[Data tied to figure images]
┄┄┄┄┄┄

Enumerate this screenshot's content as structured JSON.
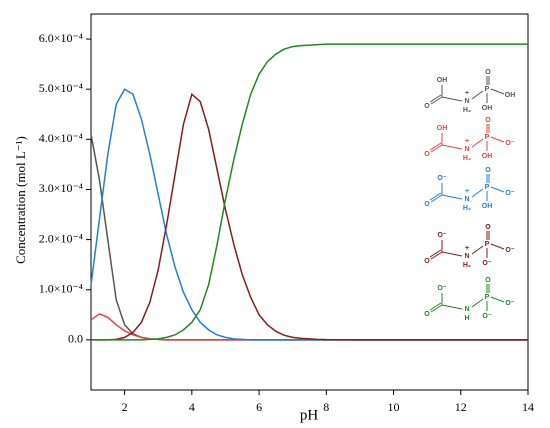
{
  "chart_data": {
    "type": "line",
    "xlabel": "pH",
    "ylabel": "Concentration (mol L⁻¹)",
    "x": [
      1,
      1.25,
      1.5,
      1.75,
      2,
      2.25,
      2.5,
      2.75,
      3,
      3.25,
      3.5,
      3.75,
      4,
      4.25,
      4.5,
      4.75,
      5,
      5.25,
      5.5,
      5.75,
      6,
      6.25,
      6.5,
      6.75,
      7,
      7.25,
      7.5,
      7.75,
      8,
      9,
      10,
      11,
      12,
      13,
      14
    ],
    "series": [
      {
        "color": "#555555",
        "values": [
          0.00041,
          0.00032,
          0.0002,
          8e-05,
          3e-05,
          1.2e-05,
          5e-06,
          2e-06,
          1e-06,
          0,
          0,
          0,
          0,
          0,
          0,
          0,
          0,
          0,
          0,
          0,
          0,
          0,
          0,
          0,
          0,
          0,
          0,
          0,
          0,
          0,
          0,
          0,
          0,
          0,
          0
        ]
      },
      {
        "color": "#e8413c",
        "values": [
          4e-05,
          5.2e-05,
          4.5e-05,
          3e-05,
          1.8e-05,
          1e-05,
          5e-06,
          2e-06,
          1e-06,
          0,
          0,
          0,
          0,
          0,
          0,
          0,
          0,
          0,
          0,
          0,
          0,
          0,
          0,
          0,
          0,
          0,
          0,
          0,
          0,
          0,
          0,
          0,
          0,
          0,
          0
        ]
      },
      {
        "color": "#1f7fd9",
        "values": [
          0.00011,
          0.00024,
          0.00037,
          0.00047,
          0.0005,
          0.00049,
          0.00044,
          0.00037,
          0.00029,
          0.00021,
          0.000145,
          9.5e-05,
          6e-05,
          3.5e-05,
          2e-05,
          1e-05,
          5e-06,
          2e-06,
          1e-06,
          0,
          0,
          0,
          0,
          0,
          0,
          0,
          0,
          0,
          0,
          0,
          0,
          0,
          0,
          0,
          0
        ]
      },
      {
        "color": "#8b1a1a",
        "values": [
          0,
          0,
          0,
          1e-06,
          5e-06,
          1.5e-05,
          3.5e-05,
          7.5e-05,
          0.00014,
          0.00023,
          0.00033,
          0.00043,
          0.00049,
          0.000475,
          0.00042,
          0.00034,
          0.00026,
          0.00019,
          0.00013,
          8.5e-05,
          5e-05,
          3e-05,
          1.7e-05,
          9e-06,
          5e-06,
          3e-06,
          2e-06,
          1e-06,
          5e-07,
          0,
          0,
          0,
          0,
          0,
          0
        ]
      },
      {
        "color": "#1e8a1e",
        "values": [
          0,
          0,
          0,
          0,
          0,
          0,
          0,
          1e-06,
          2e-06,
          5e-06,
          1e-05,
          2e-05,
          3.5e-05,
          6e-05,
          0.00011,
          0.00019,
          0.00028,
          0.00036,
          0.00043,
          0.00049,
          0.00053,
          0.000555,
          0.00057,
          0.00058,
          0.000585,
          0.000587,
          0.000588,
          0.000589,
          0.00059,
          0.00059,
          0.00059,
          0.00059,
          0.00059,
          0.00059,
          0.00059
        ]
      }
    ],
    "xlim": [
      1,
      14
    ],
    "xticks": [
      2,
      4,
      6,
      8,
      10,
      12,
      14
    ],
    "ylim": [
      -0.0001,
      0.00065
    ],
    "yticks": [
      {
        "value": 0,
        "label": "0.0"
      },
      {
        "value": 0.0001,
        "label": "1.0×10⁻⁴"
      },
      {
        "value": 0.0002,
        "label": "2.0×10⁻⁴"
      },
      {
        "value": 0.0003,
        "label": "3.0×10⁻⁴"
      },
      {
        "value": 0.0004,
        "label": "4.0×10⁻⁴"
      },
      {
        "value": 0.0005,
        "label": "5.0×10⁻⁴"
      },
      {
        "value": 0.0006,
        "label": "6.0×10⁻⁴"
      }
    ],
    "structures": [
      {
        "top": "OH",
        "carbonyl": "O",
        "n": "N",
        "charge": "+",
        "nh": "H₂",
        "p": "P",
        "po": "O",
        "right": "OH",
        "bottom": "OH"
      },
      {
        "top": "OH",
        "carbonyl": "O",
        "n": "N",
        "charge": "+",
        "nh": "H₂",
        "p": "P",
        "po": "O",
        "right": "O⁻",
        "bottom": "OH"
      },
      {
        "top": "O⁻",
        "carbonyl": "O",
        "n": "N",
        "charge": "+",
        "nh": "H₂",
        "p": "P",
        "po": "O",
        "right": "O⁻",
        "bottom": "OH"
      },
      {
        "top": "O⁻",
        "carbonyl": "O",
        "n": "N",
        "charge": "+",
        "nh": "H₂",
        "p": "P",
        "po": "O",
        "right": "O⁻",
        "bottom": "O⁻"
      },
      {
        "top": "O⁻",
        "carbonyl": "O",
        "n": "N",
        "nh": "H",
        "p": "P",
        "po": "O",
        "right": "O⁻",
        "bottom": "O⁻"
      }
    ]
  }
}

┄┄┄┄┄┄

**DIRECTIONS**
Retype the records exactly. Any image in them should not appear in what you write.

**CORRECT ANSWER**
Enumerate this screenshot's content as structured JSON.
{
  "chart_data": {
    "type": "line",
    "xlabel": "pH",
    "ylabel": "Concentration (mol L⁻¹)",
    "x": [
      1,
      1.25,
      1.5,
      1.75,
      2,
      2.25,
      2.5,
      2.75,
      3,
      3.25,
      3.5,
      3.75,
      4,
      4.25,
      4.5,
      4.75,
      5,
      5.25,
      5.5,
      5.75,
      6,
      6.25,
      6.5,
      6.75,
      7,
      7.25,
      7.5,
      7.75,
      8,
      9,
      10,
      11,
      12,
      13,
      14
    ],
    "series": [
      {
        "color": "#555555",
        "values": [
          0.00041,
          0.00032,
          0.0002,
          8e-05,
          3e-05,
          1.2e-05,
          5e-06,
          2e-06,
          1e-06,
          0,
          0,
          0,
          0,
          0,
          0,
          0,
          0,
          0,
          0,
          0,
          0,
          0,
          0,
          0,
          0,
          0,
          0,
          0,
          0,
          0,
          0,
          0,
          0,
          0,
          0
        ]
      },
      {
        "color": "#e8413c",
        "values": [
          4e-05,
          5.2e-05,
          4.5e-05,
          3e-05,
          1.8e-05,
          1e-05,
          5e-06,
          2e-06,
          1e-06,
          0,
          0,
          0,
          0,
          0,
          0,
          0,
          0,
          0,
          0,
          0,
          0,
          0,
          0,
          0,
          0,
          0,
          0,
          0,
          0,
          0,
          0,
          0,
          0,
          0,
          0
        ]
      },
      {
        "color": "#1f7fd9",
        "values": [
          0.00011,
          0.00024,
          0.00037,
          0.00047,
          0.0005,
          0.00049,
          0.00044,
          0.00037,
          0.00029,
          0.00021,
          0.000145,
          9.5e-05,
          6e-05,
          3.5e-05,
          2e-05,
          1e-05,
          5e-06,
          2e-06,
          1e-06,
          0,
          0,
          0,
          0,
          0,
          0,
          0,
          0,
          0,
          0,
          0,
          0,
          0,
          0,
          0,
          0
        ]
      },
      {
        "color": "#8b1a1a",
        "values": [
          0,
          0,
          0,
          1e-06,
          5e-06,
          1.5e-05,
          3.5e-05,
          7.5e-05,
          0.00014,
          0.00023,
          0.00033,
          0.00043,
          0.00049,
          0.000475,
          0.00042,
          0.00034,
          0.00026,
          0.00019,
          0.00013,
          8.5e-05,
          5e-05,
          3e-05,
          1.7e-05,
          9e-06,
          5e-06,
          3e-06,
          2e-06,
          1e-06,
          5e-07,
          0,
          0,
          0,
          0,
          0,
          0
        ]
      },
      {
        "color": "#1e8a1e",
        "values": [
          0,
          0,
          0,
          0,
          0,
          0,
          0,
          1e-06,
          2e-06,
          5e-06,
          1e-05,
          2e-05,
          3.5e-05,
          6e-05,
          0.00011,
          0.00019,
          0.00028,
          0.00036,
          0.00043,
          0.00049,
          0.00053,
          0.000555,
          0.00057,
          0.00058,
          0.000585,
          0.000587,
          0.000588,
          0.000589,
          0.00059,
          0.00059,
          0.00059,
          0.00059,
          0.00059,
          0.00059,
          0.00059
        ]
      }
    ],
    "xlim": [
      1,
      14
    ],
    "xticks": [
      2,
      4,
      6,
      8,
      10,
      12,
      14
    ],
    "ylim": [
      -0.0001,
      0.00065
    ],
    "yticks": [
      {
        "value": 0,
        "label": "0.0"
      },
      {
        "value": 0.0001,
        "label": "1.0×10⁻⁴"
      },
      {
        "value": 0.0002,
        "label": "2.0×10⁻⁴"
      },
      {
        "value": 0.0003,
        "label": "3.0×10⁻⁴"
      },
      {
        "value": 0.0004,
        "label": "4.0×10⁻⁴"
      },
      {
        "value": 0.0005,
        "label": "5.0×10⁻⁴"
      },
      {
        "value": 0.0006,
        "label": "6.0×10⁻⁴"
      }
    ],
    "structures": [
      {
        "top": "OH",
        "carbonyl": "O",
        "n": "N",
        "charge": "+",
        "nh": "H₂",
        "p": "P",
        "po": "O",
        "right": "OH",
        "bottom": "OH"
      },
      {
        "top": "OH",
        "carbonyl": "O",
        "n": "N",
        "charge": "+",
        "nh": "H₂",
        "p": "P",
        "po": "O",
        "right": "O⁻",
        "bottom": "OH"
      },
      {
        "top": "O⁻",
        "carbonyl": "O",
        "n": "N",
        "charge": "+",
        "nh": "H₂",
        "p": "P",
        "po": "O",
        "right": "O⁻",
        "bottom": "OH"
      },
      {
        "top": "O⁻",
        "carbonyl": "O",
        "n": "N",
        "charge": "+",
        "nh": "H₂",
        "p": "P",
        "po": "O",
        "right": "O⁻",
        "bottom": "O⁻"
      },
      {
        "top": "O⁻",
        "carbonyl": "O",
        "n": "N",
        "nh": "H",
        "p": "P",
        "po": "O",
        "right": "O⁻",
        "bottom": "O⁻"
      }
    ]
  }
}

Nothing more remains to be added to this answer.